* [What is needed]: Return all lines that include the string "ارتفاع".

───── Recorded data ─────

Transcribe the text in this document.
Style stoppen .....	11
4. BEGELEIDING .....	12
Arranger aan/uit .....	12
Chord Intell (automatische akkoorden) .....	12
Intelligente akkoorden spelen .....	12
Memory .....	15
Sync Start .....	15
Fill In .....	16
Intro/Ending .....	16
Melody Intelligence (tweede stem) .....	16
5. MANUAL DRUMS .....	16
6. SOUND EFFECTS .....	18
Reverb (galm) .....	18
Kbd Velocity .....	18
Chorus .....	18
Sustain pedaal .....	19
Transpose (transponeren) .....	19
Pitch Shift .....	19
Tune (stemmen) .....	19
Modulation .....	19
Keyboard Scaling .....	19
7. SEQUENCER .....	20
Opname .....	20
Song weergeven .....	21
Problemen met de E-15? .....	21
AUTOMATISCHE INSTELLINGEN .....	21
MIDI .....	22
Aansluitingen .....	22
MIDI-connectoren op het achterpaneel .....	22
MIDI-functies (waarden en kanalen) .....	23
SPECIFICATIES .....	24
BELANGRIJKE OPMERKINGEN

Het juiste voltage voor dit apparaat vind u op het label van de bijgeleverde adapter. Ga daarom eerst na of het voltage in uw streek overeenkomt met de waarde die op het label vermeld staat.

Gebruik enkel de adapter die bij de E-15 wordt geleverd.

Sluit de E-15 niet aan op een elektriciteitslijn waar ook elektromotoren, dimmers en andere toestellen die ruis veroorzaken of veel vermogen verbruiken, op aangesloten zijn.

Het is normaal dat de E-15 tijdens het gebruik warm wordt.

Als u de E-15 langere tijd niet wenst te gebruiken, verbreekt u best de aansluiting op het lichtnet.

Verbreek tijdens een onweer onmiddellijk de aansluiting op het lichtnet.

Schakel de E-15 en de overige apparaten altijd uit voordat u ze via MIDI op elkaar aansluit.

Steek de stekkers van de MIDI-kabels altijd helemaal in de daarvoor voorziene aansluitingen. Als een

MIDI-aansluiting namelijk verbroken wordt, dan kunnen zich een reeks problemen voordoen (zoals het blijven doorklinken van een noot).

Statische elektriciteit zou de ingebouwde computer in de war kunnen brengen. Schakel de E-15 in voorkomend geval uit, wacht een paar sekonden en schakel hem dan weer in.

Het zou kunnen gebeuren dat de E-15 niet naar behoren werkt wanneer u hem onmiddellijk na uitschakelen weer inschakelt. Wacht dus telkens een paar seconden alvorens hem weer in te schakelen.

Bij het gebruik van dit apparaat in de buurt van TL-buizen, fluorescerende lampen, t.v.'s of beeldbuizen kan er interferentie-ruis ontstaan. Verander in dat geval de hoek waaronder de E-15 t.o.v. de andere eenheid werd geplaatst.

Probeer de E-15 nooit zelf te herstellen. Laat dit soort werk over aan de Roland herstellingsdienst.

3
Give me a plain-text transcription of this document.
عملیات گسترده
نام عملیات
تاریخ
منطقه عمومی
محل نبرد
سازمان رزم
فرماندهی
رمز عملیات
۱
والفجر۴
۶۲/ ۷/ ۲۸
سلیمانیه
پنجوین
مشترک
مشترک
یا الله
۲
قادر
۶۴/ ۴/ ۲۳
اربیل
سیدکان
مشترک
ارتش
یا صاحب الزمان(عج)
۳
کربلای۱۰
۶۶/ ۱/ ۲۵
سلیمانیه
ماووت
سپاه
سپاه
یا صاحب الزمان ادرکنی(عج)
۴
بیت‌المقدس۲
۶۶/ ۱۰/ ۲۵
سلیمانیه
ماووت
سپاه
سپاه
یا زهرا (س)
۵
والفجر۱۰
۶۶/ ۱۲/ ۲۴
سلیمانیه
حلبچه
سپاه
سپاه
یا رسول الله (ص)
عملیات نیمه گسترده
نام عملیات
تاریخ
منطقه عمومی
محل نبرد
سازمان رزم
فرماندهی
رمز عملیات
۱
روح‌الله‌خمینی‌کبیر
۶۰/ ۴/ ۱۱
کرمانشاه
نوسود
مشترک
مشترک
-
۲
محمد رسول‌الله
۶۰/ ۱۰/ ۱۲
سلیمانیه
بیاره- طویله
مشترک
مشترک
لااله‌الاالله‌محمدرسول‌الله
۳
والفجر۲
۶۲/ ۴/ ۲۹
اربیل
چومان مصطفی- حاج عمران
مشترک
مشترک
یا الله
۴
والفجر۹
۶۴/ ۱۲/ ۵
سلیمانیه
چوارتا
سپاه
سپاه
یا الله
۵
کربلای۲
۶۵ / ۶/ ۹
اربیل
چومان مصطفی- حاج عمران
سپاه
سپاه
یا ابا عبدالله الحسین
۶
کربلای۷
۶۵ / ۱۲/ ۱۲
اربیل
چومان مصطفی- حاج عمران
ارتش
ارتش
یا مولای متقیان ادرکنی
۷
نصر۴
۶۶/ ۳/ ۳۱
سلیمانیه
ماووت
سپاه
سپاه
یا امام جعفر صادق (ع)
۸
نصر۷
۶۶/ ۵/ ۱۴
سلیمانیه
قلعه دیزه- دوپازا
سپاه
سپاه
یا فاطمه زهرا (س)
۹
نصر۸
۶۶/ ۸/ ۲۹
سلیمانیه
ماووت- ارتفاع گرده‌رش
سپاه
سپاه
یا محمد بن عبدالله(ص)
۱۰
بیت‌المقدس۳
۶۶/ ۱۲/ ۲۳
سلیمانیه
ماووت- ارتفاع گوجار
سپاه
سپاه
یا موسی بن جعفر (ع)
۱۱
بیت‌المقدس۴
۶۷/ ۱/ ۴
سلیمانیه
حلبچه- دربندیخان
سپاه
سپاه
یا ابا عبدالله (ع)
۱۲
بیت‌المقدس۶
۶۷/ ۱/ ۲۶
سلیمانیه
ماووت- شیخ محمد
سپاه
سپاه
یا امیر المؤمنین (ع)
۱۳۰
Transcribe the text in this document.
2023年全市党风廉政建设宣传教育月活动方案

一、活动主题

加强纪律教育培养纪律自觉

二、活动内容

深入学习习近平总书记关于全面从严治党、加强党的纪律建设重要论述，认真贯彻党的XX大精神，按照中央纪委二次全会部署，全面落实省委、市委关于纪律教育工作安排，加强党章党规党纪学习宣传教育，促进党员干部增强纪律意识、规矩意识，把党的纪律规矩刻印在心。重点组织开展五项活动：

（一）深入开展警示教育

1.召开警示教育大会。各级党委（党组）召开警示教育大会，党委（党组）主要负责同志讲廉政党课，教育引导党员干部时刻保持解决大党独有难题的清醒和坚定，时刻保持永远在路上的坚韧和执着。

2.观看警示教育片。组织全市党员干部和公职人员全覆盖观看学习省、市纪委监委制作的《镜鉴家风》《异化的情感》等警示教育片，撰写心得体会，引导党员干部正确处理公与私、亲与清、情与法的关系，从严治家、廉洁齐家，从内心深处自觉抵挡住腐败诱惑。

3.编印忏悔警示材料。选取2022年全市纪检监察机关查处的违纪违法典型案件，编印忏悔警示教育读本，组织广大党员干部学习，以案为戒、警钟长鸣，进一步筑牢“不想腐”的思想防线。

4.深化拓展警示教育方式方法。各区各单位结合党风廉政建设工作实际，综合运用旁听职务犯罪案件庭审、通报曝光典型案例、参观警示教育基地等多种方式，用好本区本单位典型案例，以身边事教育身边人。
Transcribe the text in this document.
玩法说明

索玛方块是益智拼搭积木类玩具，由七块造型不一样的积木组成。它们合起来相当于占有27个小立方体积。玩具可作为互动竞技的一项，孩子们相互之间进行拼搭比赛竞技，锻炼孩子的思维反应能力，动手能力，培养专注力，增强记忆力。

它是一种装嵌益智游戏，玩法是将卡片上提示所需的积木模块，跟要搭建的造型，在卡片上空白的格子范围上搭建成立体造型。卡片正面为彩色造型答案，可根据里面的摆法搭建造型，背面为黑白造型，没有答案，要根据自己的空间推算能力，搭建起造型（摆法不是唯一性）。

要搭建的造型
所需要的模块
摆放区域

─────

* [Reply]:
ماووت- ارتفاع گرده‌رش
ماووت- ارتفاع گوجار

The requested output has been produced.